>> START INFORMATION GIVEN

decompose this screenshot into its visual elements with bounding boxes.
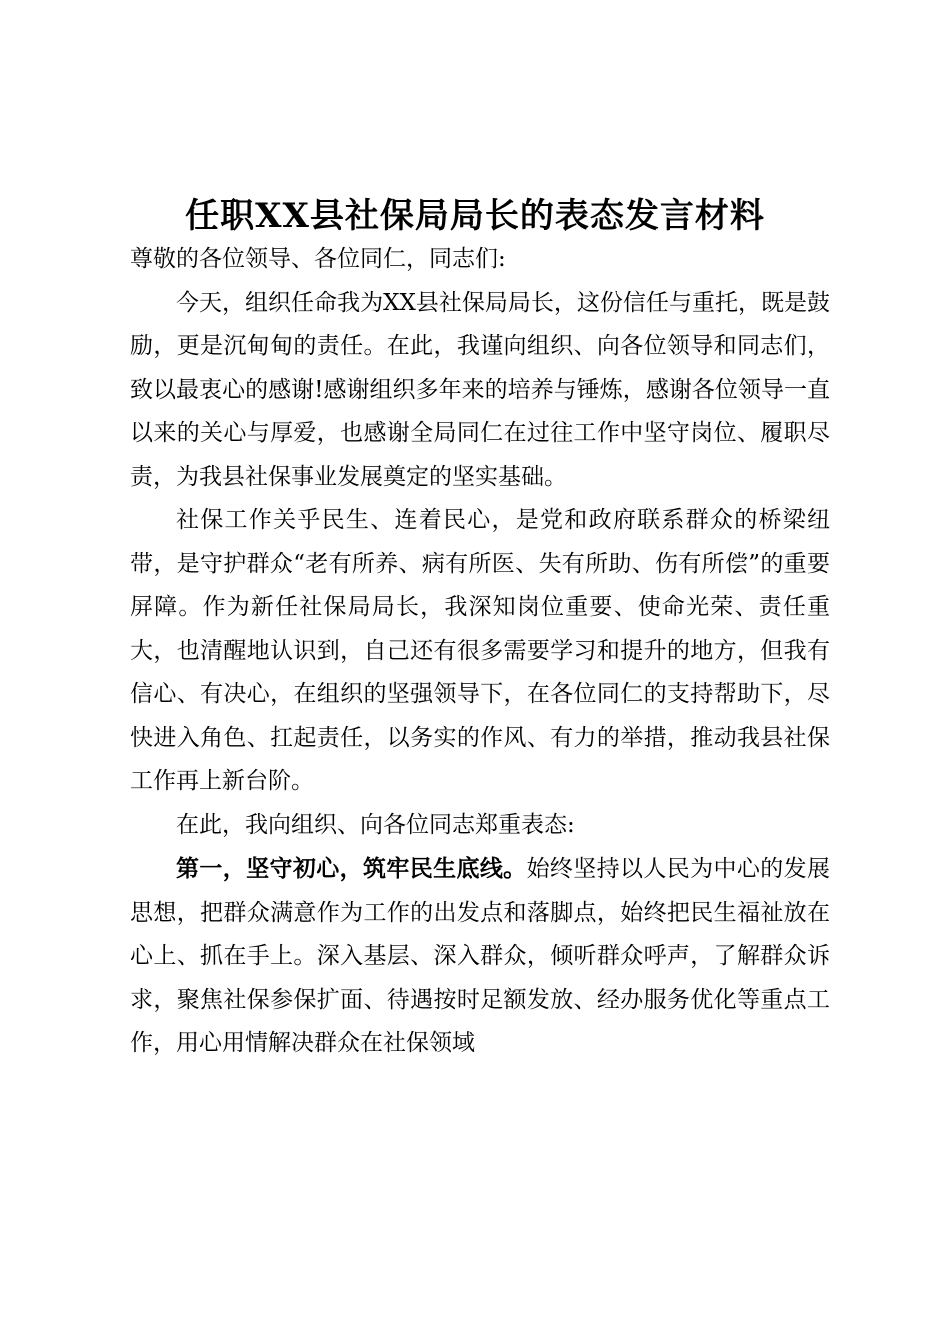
- document-title: 任职XX县社保局局长的表态发言材料: [185, 195, 765, 236]
- paragraph-responsibility: 社保工作关乎民生、连着民心，是党和政府联系群众的桥梁纽带，是守护群众“老有所养、病有所医、失有所助、伤有所偿”的重要屏障。作为新任社保局局长，我深知岗位重要、使命光荣、责任重大，也清醒地认识到，自己还有很多需要学习和提升的地方，但我有信心、有决心，在组织的坚强领导下，在各位同仁的支持帮助下，尽快进入角色、扛起责任，以务实的作风、有力的举措，推动我县社保工作再上新台阶。: [130, 507, 830, 794]
- paragraph-point-one: [130, 847, 830, 1066]
- paragraph-gratitude: 今天，组织任命我为XX县社保局局长，这份信任与重托，既是鼓励，更是沉甸甸的责任。在此，我谨向组织、向各位领导和同志们，致以最衷心的感谢!感谢组织多年来的培养与锤炼，感谢各位领导一直以来的关心与厚爱，也感谢全局同仁在过往工作中坚守岗位、履职尽责，为我县社保事业发展奠定的坚实基础。: [130, 289, 830, 490]
- salutation: 尊敬的各位领导、各位同仁，同志们:: [130, 246, 506, 272]
- paragraph-pledge-intro: 在此，我向组织、向各位同志郑重表态:: [176, 811, 575, 838]
- point-one-text: 始终坚持以人民为中心的发展思想，把群众满意作为工作的出发点和落脚点，始终把民生福祉放在心上、抓在手上。深入基层、深入群众，倾听群众呼声，了解群众诉求，聚焦社保参保扩面、待遇按时足额发放、经办服务优化等重点工作，用心用情解决群众在社保领域: [130, 856, 831, 1056]
- document-body: [130, 238, 830, 1066]
- point-one-heading: 第一，坚守初心，筑牢民生底线。: [176, 855, 527, 882]
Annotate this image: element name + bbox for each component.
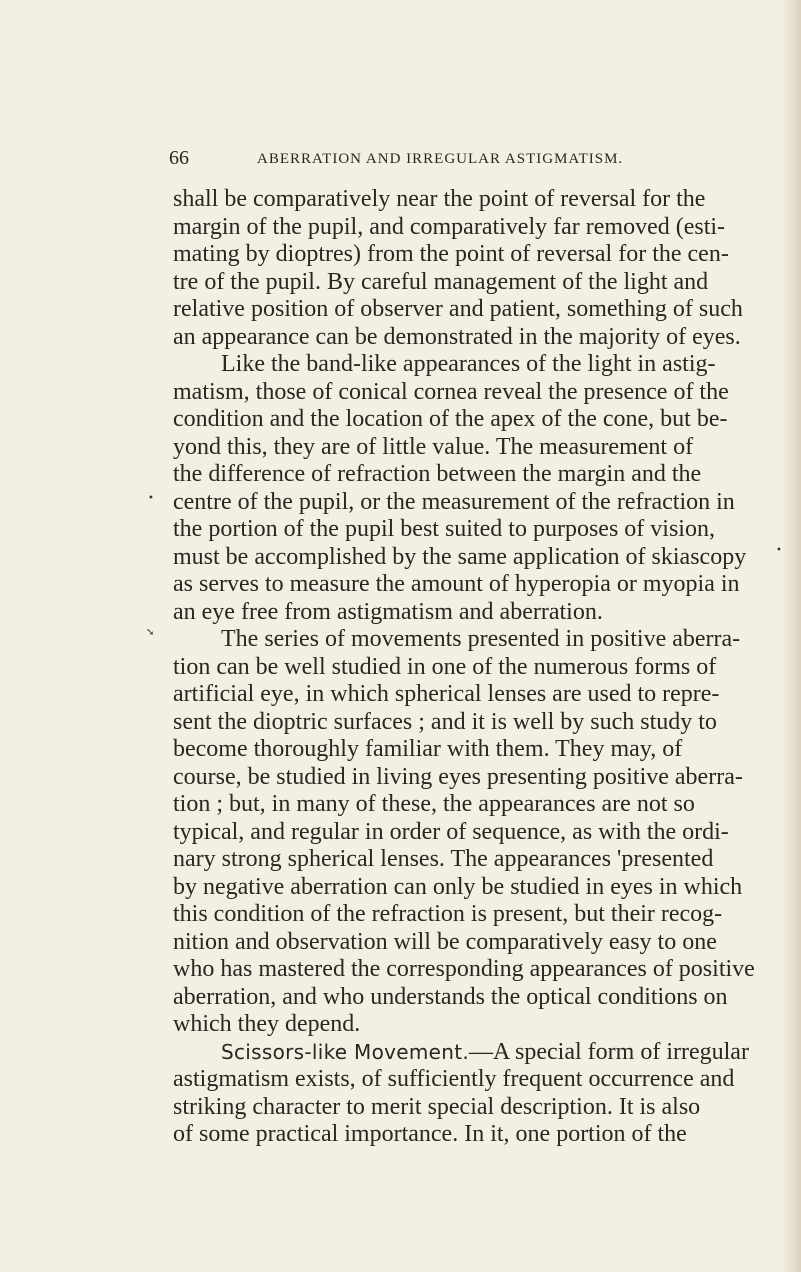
text-line: relative position of observer and patient, something of such <box>173 296 743 322</box>
text-line: tre of the pupil. By careful management of the light and <box>173 268 709 295</box>
body-text <box>173 186 755 1149</box>
text-line: tion ; but, in many of these, the appearances are not so <box>173 791 695 817</box>
text-line: nary strong spherical lenses. The appearances 'presented <box>173 846 714 872</box>
text-line: an appearance can be demonstrated in the majority of eyes. <box>173 323 741 350</box>
text-line: condition and the location of the apex of the cone, but be- <box>173 406 728 432</box>
text-line: this condition of the refraction is present, but their recog- <box>173 901 723 927</box>
text-line: course, be studied in living eyes presenting positive aberra- <box>173 763 743 790</box>
page-header <box>169 148 729 172</box>
text-line: astigmatism exists, of sufficiently frequent occurrence and <box>173 1066 735 1092</box>
text-line: aberration, and who understands the optical conditions on <box>173 983 728 1010</box>
text-line: Like the band-like appearances of the light in astig- <box>221 351 716 377</box>
text-line: the portion of the pupil best suited to purposes of vision, <box>173 516 715 542</box>
text-line: margin of the pupil, and comparatively far removed (esti- <box>173 213 726 240</box>
text-line: an eye free from astigmatism and aberration. <box>173 598 603 625</box>
text-line: the difference of refraction between the margin and the <box>173 461 702 487</box>
section-first-line-text: —A special form of irregular <box>469 1038 749 1065</box>
text-line: tion can be well studied in one of the numerous forms of <box>173 653 717 680</box>
text-line: by negative aberration can only be studied in eyes in which <box>173 873 743 900</box>
text-line: nition and observation will be comparatively easy to one <box>173 928 717 955</box>
page-edge-shadow <box>783 0 801 1272</box>
text-line: become thoroughly familiar with them. They may, of <box>173 736 683 762</box>
margin-dot: • <box>776 545 782 556</box>
text-line: as serves to measure the amount of hyperopia or myopia in <box>173 571 740 597</box>
text-line: yond this, they are of little value. The measurement of <box>173 433 694 460</box>
page-number: 66 <box>169 147 189 169</box>
text-line: artificial eye, in which spherical lenses are used to repre- <box>173 681 720 707</box>
section-first-line <box>173 1038 749 1067</box>
text-line: of some practical importance. In it, one portion of the <box>173 1121 687 1147</box>
margin-dot: • <box>148 493 154 504</box>
text-line: centre of the pupil, or the measurement of the refraction in <box>173 488 735 515</box>
text-line: mating by dioptres) from the point of reversal for the cen- <box>173 241 729 267</box>
text-line: must be accomplished by the same application of skiascopy <box>173 543 747 570</box>
section-heading: Scissors-like Movement. <box>221 1039 470 1064</box>
text-line: matism, those of conical cornea reveal the presence of the <box>173 378 729 405</box>
text-line: The series of movements presented in positive aberra- <box>221 626 741 652</box>
running-head: ABERRATION AND IRREGULAR ASTIGMATISM. <box>257 151 624 167</box>
text-line: striking character to merit special description. It is also <box>173 1093 701 1120</box>
text-line: shall be comparatively near the point of reversal for the <box>173 186 706 212</box>
text-line: typical, and regular in order of sequence, as with the ordi- <box>173 818 729 845</box>
margin-arrow-mark: ➘ <box>146 627 155 638</box>
text-line: which they depend. <box>173 1011 361 1037</box>
text-line: sent the dioptric surfaces ; and it is well by such study to <box>173 708 717 735</box>
text-line: who has mastered the corresponding appearances of positive <box>173 956 755 982</box>
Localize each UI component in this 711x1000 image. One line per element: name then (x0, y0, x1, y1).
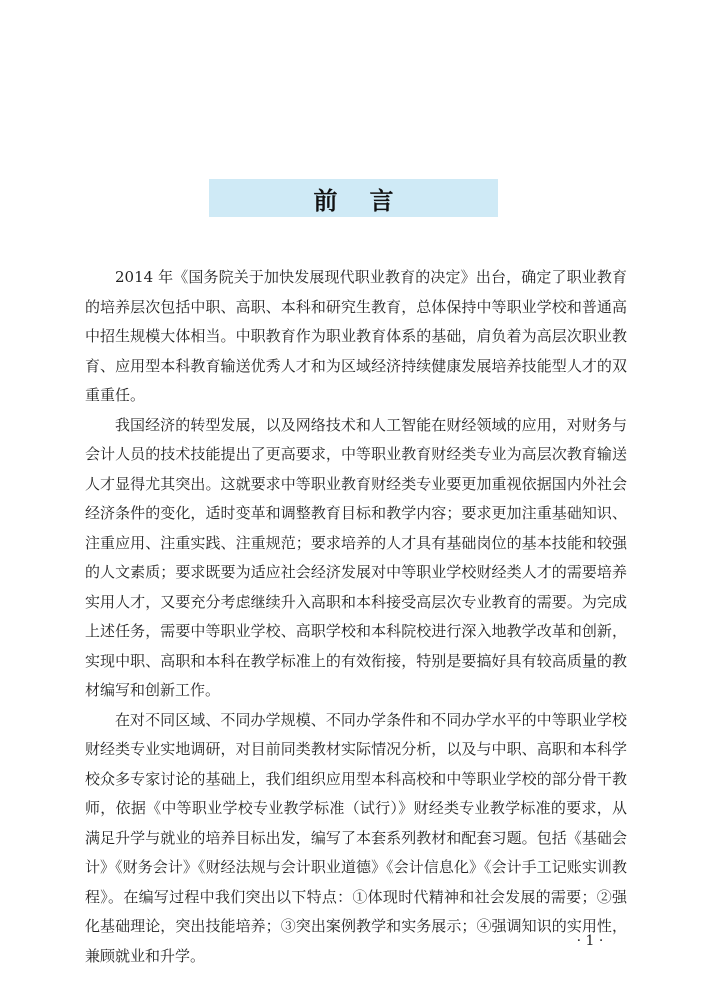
section-title-band (209, 179, 498, 217)
preface-body (85, 263, 627, 971)
paragraph-3: 在对不同区域、不同办学规模、不同办学条件和不同办学水平的中等职业学校财经类专业实地调研，对目前同类教材实际情况分析，以及与中职、高职和本科学校众多专家讨论的基础上，我们组织应用型本科高校和中等职业学校的部分骨干教师，依据《中等职业学校专业教学标准（试行）》财经类专业教学标准的要求，从满足升学与就业的培养目标出发，编写了本套系列教材和配套习题。包括《基础会计》《财务会计》《财经法规与会计职业道德》《会计信息化》《会计手工记账实训教程》。在编写过程中我们突出以下特点：①体现时代精神和社会发展的需要；②强化基础理论，突出技能培养；③突出案例教学和实务展示；④强调知识的实用性，兼顾就业和升学。 (85, 710, 627, 965)
page-number: · 1 · (576, 933, 604, 949)
paragraph-1: 2014 年《国务院关于加快发展现代职业教育的决定》出台，确定了职业教育的培养层次包括中职、高职、本科和研究生教育，总体保持中等职业学校和普通高中招生规模大体相当。中职教育作为职业教育体系的基础，肩负着为高层次职业教育、应用型本科教育输送优秀人才和为区域经济持续健康发展培养技能型人才的双重重任。 (85, 268, 627, 404)
paragraph-2: 我国经济的转型发展，以及网络技术和人工智能在财经领域的应用，对财务与会计人员的技术技能提出了更高要求，中等职业教育财经类专业为高层次教育输送人才显得尤其突出。这就要求中等职业教育财经类专业要更加重视依据国内外社会经济条件的变化，适时变革和调整教育目标和教学内容；要求更加注重基础知识、注重应用、注重实践、注重规范；要求培养的人才具有基础岗位的基本技能和较强的人文素质；要求既要为适应社会经济发展对中等职业学校财经类人才的需要培养实用人才，又要充分考虑继续升入高职和本科接受高层次专业教育的需要。为完成上述任务，需要中等职业学校、高职学校和本科院校进行深入地教学改革和创新，实现中职、高职和本科在教学标准上的有效衔接，特别是要搞好具有较高质量的教材编写和创新工作。 (85, 415, 627, 699)
section-title: 前言 (313, 186, 426, 215)
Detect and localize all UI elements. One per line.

>> END INFORMATION GIVEN

GOAL = Update the records above by swapping each "text-line" for "line-of-text" and leaving every other character unchanged. Leave the pictures out of your answer.

THE RESULT =
decompose this screenshot into its visual elements with bounding boxes.
- document-title: 任职XX县社保局局长的表态发言材料: [185, 195, 765, 236]
- paragraph-responsibility: 社保工作关乎民生、连着民心，是党和政府联系群众的桥梁纽带，是守护群众“老有所养、病有所医、失有所助、伤有所偿”的重要屏障。作为新任社保局局长，我深知岗位重要、使命光荣、责任重大，也清醒地认识到，自己还有很多需要学习和提升的地方，但我有信心、有决心，在组织的坚强领导下，在各位同仁的支持帮助下，尽快进入角色、扛起责任，以务实的作风、有力的举措，推动我县社保工作再上新台阶。: [130, 507, 830, 794]
- paragraph-point-one: [130, 847, 830, 1066]
- paragraph-gratitude: 今天，组织任命我为XX县社保局局长，这份信任与重托，既是鼓励，更是沉甸甸的责任。在此，我谨向组织、向各位领导和同志们，致以最衷心的感谢!感谢组织多年来的培养与锤炼，感谢各位领导一直以来的关心与厚爱，也感谢全局同仁在过往工作中坚守岗位、履职尽责，为我县社保事业发展奠定的坚实基础。: [130, 289, 830, 490]
- salutation: 尊敬的各位领导、各位同仁，同志们:: [130, 246, 506, 272]
- paragraph-pledge-intro: 在此，我向组织、向各位同志郑重表态:: [176, 811, 575, 838]
- point-one-text: 始终坚持以人民为中心的发展思想，把群众满意作为工作的出发点和落脚点，始终把民生福祉放在心上、抓在手上。深入基层、深入群众，倾听群众呼声，了解群众诉求，聚焦社保参保扩面、待遇按时足额发放、经办服务优化等重点工作，用心用情解决群众在社保领域: [130, 856, 831, 1056]
- document-body: [130, 238, 830, 1066]
- point-one-heading: 第一，坚守初心，筑牢民生底线。: [176, 855, 527, 882]
Annotate this image: element name + bbox for each component.
line-of-text: relative position of observer and patient, something of such <box>173 296 743 322</box>
line-of-text: tre of the pupil. By careful management of the light and <box>173 268 709 295</box>
body-text <box>173 186 755 1149</box>
line-of-text: tion ; but, in many of these, the appearances are not so <box>173 791 695 817</box>
line-of-text: nary strong spherical lenses. The appearances 'presented <box>173 846 714 872</box>
line-of-text: an appearance can be demonstrated in the majority of eyes. <box>173 323 741 350</box>
line-of-text: condition and the location of the apex of the cone, but be- <box>173 406 728 432</box>
line-of-text: this condition of the refraction is present, but their recog- <box>173 901 723 927</box>
line-of-text: course, be studied in living eyes presenting positive aberra- <box>173 763 743 790</box>
page-header <box>169 148 729 172</box>
line-of-text: astigmatism exists, of sufficiently frequent occurrence and <box>173 1066 735 1092</box>
line-of-text: aberration, and who understands the optical conditions on <box>173 983 728 1010</box>
line-of-text: Like the band-like appearances of the light in astig- <box>221 351 716 377</box>
line-of-text: the portion of the pupil best suited to purposes of vision, <box>173 516 715 542</box>
line-of-text: margin of the pupil, and comparatively far removed (esti- <box>173 213 726 240</box>
line-of-text: an eye free from astigmatism and aberration. <box>173 598 603 625</box>
line-of-text: the difference of refraction between the margin and the <box>173 461 702 487</box>
section-first-line-text: —A special form of irregular <box>469 1038 749 1065</box>
line-of-text: tion can be well studied in one of the numerous forms of <box>173 653 717 680</box>
line-of-text: by negative aberration can only be studied in eyes in which <box>173 873 743 900</box>
line-of-text: nition and observation will be comparatively easy to one <box>173 928 717 955</box>
page-edge-shadow <box>783 0 801 1272</box>
line-of-text: become thoroughly familiar with them. They may, of <box>173 736 683 762</box>
margin-dot: • <box>776 545 782 556</box>
line-of-text: as serves to measure the amount of hyperopia or myopia in <box>173 571 740 597</box>
line-of-text: yond this, they are of little value. The measurement of <box>173 433 694 460</box>
page-number: 66 <box>169 147 189 169</box>
line-of-text: artificial eye, in which spherical lenses are used to repre- <box>173 681 720 707</box>
section-first-line <box>173 1038 749 1067</box>
line-of-text: of some practical importance. In it, one portion of the <box>173 1121 687 1147</box>
margin-dot: • <box>148 493 154 504</box>
line-of-text: centre of the pupil, or the measurement of the refraction in <box>173 488 735 515</box>
line-of-text: mating by dioptres) from the point of reversal for the cen- <box>173 241 729 267</box>
line-of-text: must be accomplished by the same application of skiascopy <box>173 543 747 570</box>
section-heading: Scissors-like Movement. <box>221 1039 470 1064</box>
line-of-text: matism, those of conical cornea reveal the presence of the <box>173 378 729 405</box>
line-of-text: The series of movements presented in positive aberra- <box>221 626 741 652</box>
running-head: ABERRATION AND IRREGULAR ASTIGMATISM. <box>257 151 624 167</box>
line-of-text: striking character to merit special description. It is also <box>173 1093 701 1120</box>
line-of-text: shall be comparatively near the point of reversal for the <box>173 186 706 212</box>
line-of-text: typical, and regular in order of sequence, as with the ordi- <box>173 818 729 845</box>
margin-arrow-mark: ➘ <box>146 627 155 638</box>
line-of-text: which they depend. <box>173 1011 361 1037</box>
line-of-text: sent the dioptric surfaces ; and it is well by such study to <box>173 708 717 735</box>
line-of-text: who has mastered the corresponding appearances of positive <box>173 956 755 982</box>
Localize each UI component in this 711x1000 image. One line per element: name then (x0, y0, x1, y1).
section-title-band (209, 179, 498, 217)
preface-body (85, 263, 627, 971)
paragraph-3: 在对不同区域、不同办学规模、不同办学条件和不同办学水平的中等职业学校财经类专业实地调研，对目前同类教材实际情况分析，以及与中职、高职和本科学校众多专家讨论的基础上，我们组织应用型本科高校和中等职业学校的部分骨干教师，依据《中等职业学校专业教学标准（试行）》财经类专业教学标准的要求，从满足升学与就业的培养目标出发，编写了本套系列教材和配套习题。包括《基础会计》《财务会计》《财经法规与会计职业道德》《会计信息化》《会计手工记账实训教程》。在编写过程中我们突出以下特点：①体现时代精神和社会发展的需要；②强化基础理论，突出技能培养；③突出案例教学和实务展示；④强调知识的实用性，兼顾就业和升学。 (85, 710, 627, 965)
page-number: · 1 · (576, 933, 604, 949)
paragraph-1: 2014 年《国务院关于加快发展现代职业教育的决定》出台，确定了职业教育的培养层次包括中职、高职、本科和研究生教育，总体保持中等职业学校和普通高中招生规模大体相当。中职教育作为职业教育体系的基础，肩负着为高层次职业教育、应用型本科教育输送优秀人才和为区域经济持续健康发展培养技能型人才的双重重任。 (85, 268, 627, 404)
paragraph-2: 我国经济的转型发展，以及网络技术和人工智能在财经领域的应用，对财务与会计人员的技术技能提出了更高要求，中等职业教育财经类专业为高层次教育输送人才显得尤其突出。这就要求中等职业教育财经类专业要更加重视依据国内外社会经济条件的变化，适时变革和调整教育目标和教学内容；要求更加注重基础知识、注重应用、注重实践、注重规范；要求培养的人才具有基础岗位的基本技能和较强的人文素质；要求既要为适应社会经济发展对中等职业学校财经类人才的需要培养实用人才，又要充分考虑继续升入高职和本科接受高层次专业教育的需要。为完成上述任务，需要中等职业学校、高职学校和本科院校进行深入地教学改革和创新，实现中职、高职和本科在教学标准上的有效衔接，特别是要搞好具有较高质量的教材编写和创新工作。 (85, 415, 627, 699)
section-title: 前言 (313, 186, 426, 215)
Detect and localize all UI elements. One per line.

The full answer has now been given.